#### Task input
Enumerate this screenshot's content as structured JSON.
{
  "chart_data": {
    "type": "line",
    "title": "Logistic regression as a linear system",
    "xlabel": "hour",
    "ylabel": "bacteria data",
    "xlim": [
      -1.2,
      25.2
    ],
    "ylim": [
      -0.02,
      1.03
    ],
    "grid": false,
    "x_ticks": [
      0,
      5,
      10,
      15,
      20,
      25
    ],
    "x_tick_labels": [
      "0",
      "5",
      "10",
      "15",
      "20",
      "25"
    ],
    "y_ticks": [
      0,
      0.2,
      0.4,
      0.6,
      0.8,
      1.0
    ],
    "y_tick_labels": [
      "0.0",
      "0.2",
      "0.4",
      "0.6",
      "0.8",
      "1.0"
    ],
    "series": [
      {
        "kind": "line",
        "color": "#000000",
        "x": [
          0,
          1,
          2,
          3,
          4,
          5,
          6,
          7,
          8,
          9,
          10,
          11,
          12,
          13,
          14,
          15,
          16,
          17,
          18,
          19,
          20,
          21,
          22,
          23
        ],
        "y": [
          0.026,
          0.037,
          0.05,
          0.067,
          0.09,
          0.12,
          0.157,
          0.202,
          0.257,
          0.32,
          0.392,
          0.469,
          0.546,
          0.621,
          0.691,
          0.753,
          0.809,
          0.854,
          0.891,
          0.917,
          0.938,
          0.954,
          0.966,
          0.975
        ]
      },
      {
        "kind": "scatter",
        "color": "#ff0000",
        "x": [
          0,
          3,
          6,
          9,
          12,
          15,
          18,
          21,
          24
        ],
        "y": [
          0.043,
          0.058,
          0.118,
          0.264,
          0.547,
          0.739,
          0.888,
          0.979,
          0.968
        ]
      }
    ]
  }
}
########
#### Task input
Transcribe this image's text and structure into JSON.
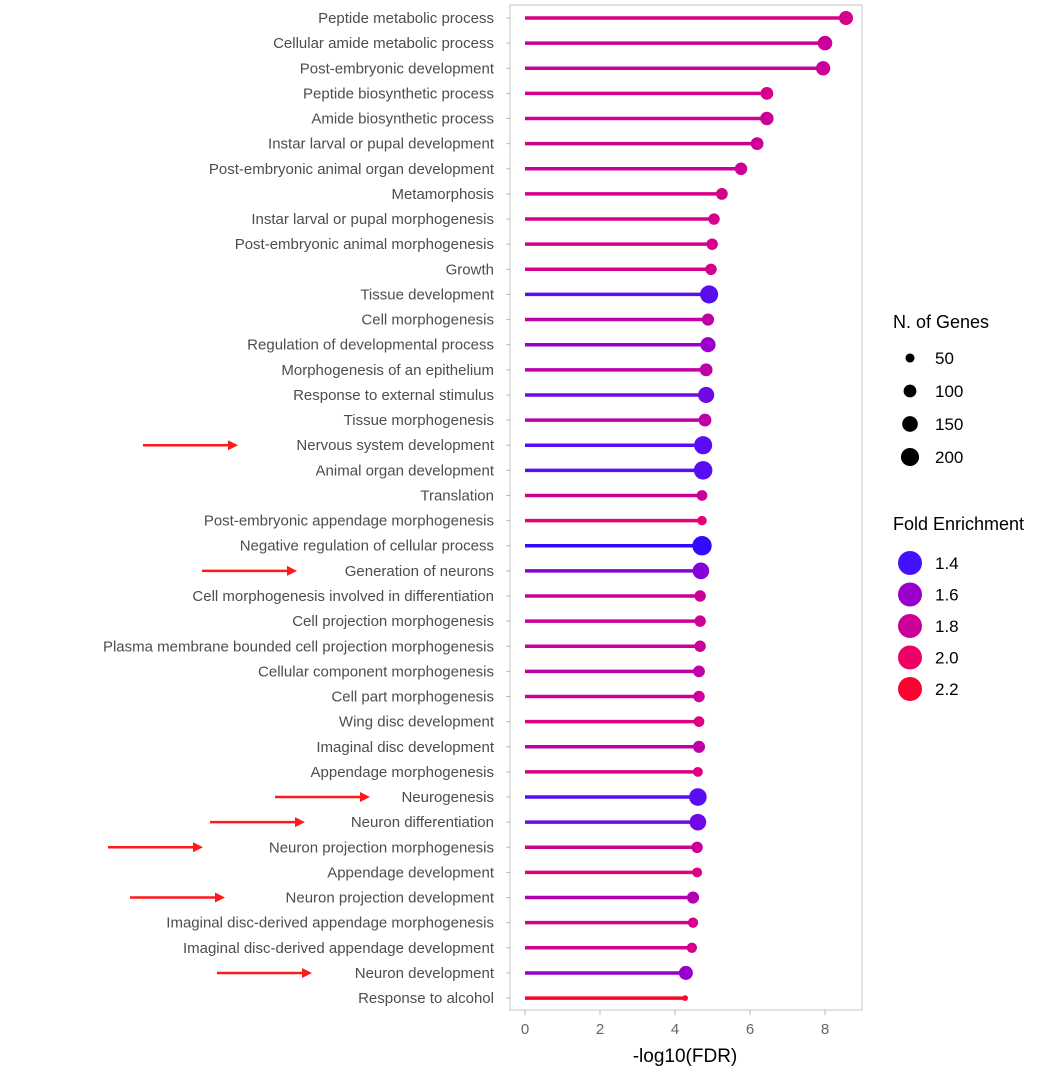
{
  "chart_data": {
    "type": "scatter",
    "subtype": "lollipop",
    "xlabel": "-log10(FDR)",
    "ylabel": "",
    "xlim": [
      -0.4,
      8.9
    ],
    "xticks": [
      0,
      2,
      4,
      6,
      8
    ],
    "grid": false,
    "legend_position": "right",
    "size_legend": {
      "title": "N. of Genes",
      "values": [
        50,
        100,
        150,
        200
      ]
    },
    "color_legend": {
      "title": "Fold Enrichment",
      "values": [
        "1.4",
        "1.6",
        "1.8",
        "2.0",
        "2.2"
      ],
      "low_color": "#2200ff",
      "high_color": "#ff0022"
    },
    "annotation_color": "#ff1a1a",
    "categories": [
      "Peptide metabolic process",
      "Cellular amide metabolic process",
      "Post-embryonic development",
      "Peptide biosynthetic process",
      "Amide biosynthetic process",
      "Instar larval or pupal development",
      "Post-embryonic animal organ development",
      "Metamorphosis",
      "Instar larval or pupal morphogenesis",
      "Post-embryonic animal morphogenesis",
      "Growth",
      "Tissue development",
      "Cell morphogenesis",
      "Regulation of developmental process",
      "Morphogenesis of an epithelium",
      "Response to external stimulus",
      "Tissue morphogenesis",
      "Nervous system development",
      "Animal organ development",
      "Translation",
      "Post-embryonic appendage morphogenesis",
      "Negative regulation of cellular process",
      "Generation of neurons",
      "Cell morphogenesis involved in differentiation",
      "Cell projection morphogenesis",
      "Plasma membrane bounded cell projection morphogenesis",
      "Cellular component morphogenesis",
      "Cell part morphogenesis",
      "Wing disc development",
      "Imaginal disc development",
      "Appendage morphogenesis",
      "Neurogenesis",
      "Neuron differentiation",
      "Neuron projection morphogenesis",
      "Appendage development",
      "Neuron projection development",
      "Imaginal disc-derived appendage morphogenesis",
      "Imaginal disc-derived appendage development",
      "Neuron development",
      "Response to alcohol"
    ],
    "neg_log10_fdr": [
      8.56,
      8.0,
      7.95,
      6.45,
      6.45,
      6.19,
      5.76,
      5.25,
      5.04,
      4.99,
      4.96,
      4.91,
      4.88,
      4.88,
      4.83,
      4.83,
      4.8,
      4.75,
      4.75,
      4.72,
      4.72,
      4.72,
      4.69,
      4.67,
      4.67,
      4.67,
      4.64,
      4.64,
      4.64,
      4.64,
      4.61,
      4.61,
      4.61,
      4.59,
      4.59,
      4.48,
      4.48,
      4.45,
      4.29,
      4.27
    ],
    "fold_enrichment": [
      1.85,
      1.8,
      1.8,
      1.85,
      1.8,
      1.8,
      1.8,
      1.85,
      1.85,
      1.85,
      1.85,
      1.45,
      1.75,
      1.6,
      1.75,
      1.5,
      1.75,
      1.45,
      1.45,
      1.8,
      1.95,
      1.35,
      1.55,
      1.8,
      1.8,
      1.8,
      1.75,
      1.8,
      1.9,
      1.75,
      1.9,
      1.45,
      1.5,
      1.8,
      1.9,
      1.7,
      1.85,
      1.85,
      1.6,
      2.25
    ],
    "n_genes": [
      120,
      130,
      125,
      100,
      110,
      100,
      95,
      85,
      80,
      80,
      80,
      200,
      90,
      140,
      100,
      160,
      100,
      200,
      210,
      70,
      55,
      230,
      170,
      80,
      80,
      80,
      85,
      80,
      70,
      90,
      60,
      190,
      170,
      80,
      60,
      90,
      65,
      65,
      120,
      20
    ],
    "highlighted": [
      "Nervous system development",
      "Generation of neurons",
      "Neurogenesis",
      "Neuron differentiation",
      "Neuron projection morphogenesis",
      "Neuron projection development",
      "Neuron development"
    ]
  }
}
########
Task objective: What lines in the entries contain "larval"? Report each one by copying it.

Solution for this exercise:
      "Instar larval or pupal development",
      "Instar larval or pupal morphogenesis",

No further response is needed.